__SET TASK__
With the images removed, repeat the data below exactly.

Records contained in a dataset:
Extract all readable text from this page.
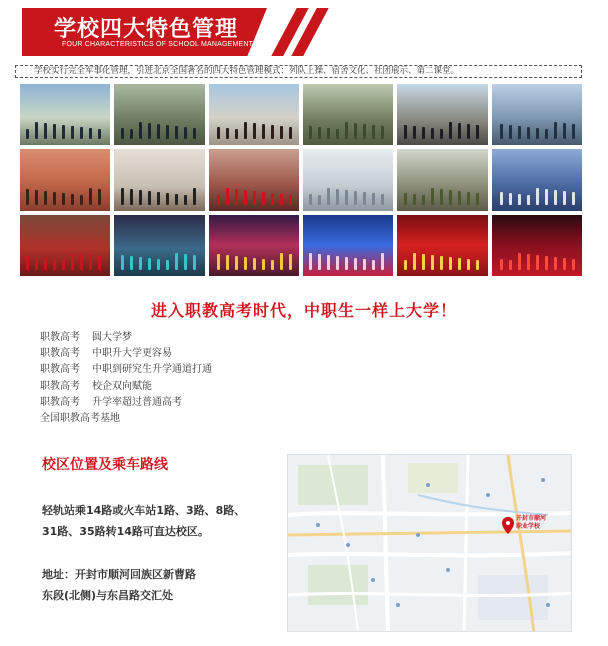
学校四大特色管理
FOUR CHARACTERISTICS OF SCHOOL MANAGEMENT
学校实行完全军事化管理，引进北京全国著名的四大特色管理模式：列队上操、宿舍文化、社团展示、第二课堂。
进入职教高考时代，中职生一样上大学！
职教高考 圆大学梦
职教高考 中职升大学更容易
职教高考 中职到研究生升学通道打通
职教高考 校企双向赋能
职教高考 升学率超过普通高考
全国职教高考基地
校区位置及乘车路线
轻轨站乘14路或火车站1路、3路、8路、
31路、35路转14路可直达校区。
地址：开封市顺河回族区新曹路
东段(北侧)与东昌路交汇处
开封市顺河
职业学校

__TASK ANSWER__
Extract all readable text from this page.
学校四大特色管理
FOUR CHARACTERISTICS OF SCHOOL MANAGEMENT
学校实行完全军事化管理，引进北京全国著名的四大特色管理模式：列队上操、宿舍文化、社团展示、第二课堂。
进入职教高考时代，中职生一样上大学！
职教高考 圆大学梦
职教高考 中职升大学更容易
职教高考 中职到研究生升学通道打通
职教高考 校企双向赋能
职教高考 升学率超过普通高考
全国职教高考基地
校区位置及乘车路线
轻轨站乘14路或火车站1路、3路、8路、
31路、35路转14路可直达校区。
地址：开封市顺河回族区新曹路
东段(北侧)与东昌路交汇处
开封市顺河
职业学校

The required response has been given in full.